* BEGIN Input for this task *

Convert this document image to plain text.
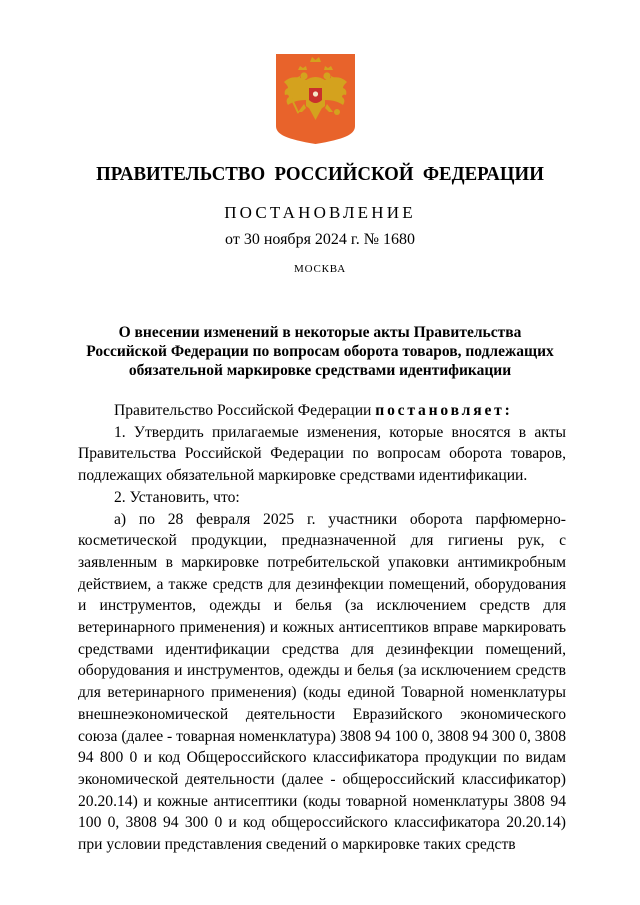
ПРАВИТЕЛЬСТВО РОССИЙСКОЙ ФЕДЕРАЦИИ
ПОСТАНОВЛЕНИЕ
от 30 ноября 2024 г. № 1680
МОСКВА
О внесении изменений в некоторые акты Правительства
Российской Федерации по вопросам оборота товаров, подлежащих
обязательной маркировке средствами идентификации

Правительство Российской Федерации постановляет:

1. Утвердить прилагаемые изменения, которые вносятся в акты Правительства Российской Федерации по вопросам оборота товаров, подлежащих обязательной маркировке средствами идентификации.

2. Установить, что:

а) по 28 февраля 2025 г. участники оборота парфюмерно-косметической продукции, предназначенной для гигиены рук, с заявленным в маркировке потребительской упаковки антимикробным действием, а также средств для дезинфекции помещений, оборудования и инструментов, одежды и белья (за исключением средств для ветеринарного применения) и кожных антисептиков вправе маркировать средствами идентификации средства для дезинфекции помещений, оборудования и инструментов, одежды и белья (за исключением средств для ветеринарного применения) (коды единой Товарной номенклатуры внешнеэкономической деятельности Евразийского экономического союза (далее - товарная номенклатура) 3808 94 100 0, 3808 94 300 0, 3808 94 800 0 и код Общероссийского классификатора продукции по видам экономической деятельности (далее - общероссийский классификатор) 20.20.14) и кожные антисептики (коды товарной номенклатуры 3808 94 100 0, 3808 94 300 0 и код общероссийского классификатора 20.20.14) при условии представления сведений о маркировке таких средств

* END Input for this task *

*Problem statement:*
Restate the records word for word, omitting images.

*Result of the task:*
Convert this document image to plain text.
ПРАВИТЕЛЬСТВО РОССИЙСКОЙ ФЕДЕРАЦИИ
ПОСТАНОВЛЕНИЕ
от 30 ноября 2024 г. № 1680
МОСКВА
О внесении изменений в некоторые акты Правительства
Российской Федерации по вопросам оборота товаров, подлежащих
обязательной маркировке средствами идентификации

Правительство Российской Федерации постановляет:

1. Утвердить прилагаемые изменения, которые вносятся в акты Правительства Российской Федерации по вопросам оборота товаров, подлежащих обязательной маркировке средствами идентификации.

2. Установить, что:

а) по 28 февраля 2025 г. участники оборота парфюмерно-косметической продукции, предназначенной для гигиены рук, с заявленным в маркировке потребительской упаковки антимикробным действием, а также средств для дезинфекции помещений, оборудования и инструментов, одежды и белья (за исключением средств для ветеринарного применения) и кожных антисептиков вправе маркировать средствами идентификации средства для дезинфекции помещений, оборудования и инструментов, одежды и белья (за исключением средств для ветеринарного применения) (коды единой Товарной номенклатуры внешнеэкономической деятельности Евразийского экономического союза (далее - товарная номенклатура) 3808 94 100 0, 3808 94 300 0, 3808 94 800 0 и код Общероссийского классификатора продукции по видам экономической деятельности (далее - общероссийский классификатор) 20.20.14) и кожные антисептики (коды товарной номенклатуры 3808 94 100 0, 3808 94 300 0 и код общероссийского классификатора 20.20.14) при условии представления сведений о маркировке таких средств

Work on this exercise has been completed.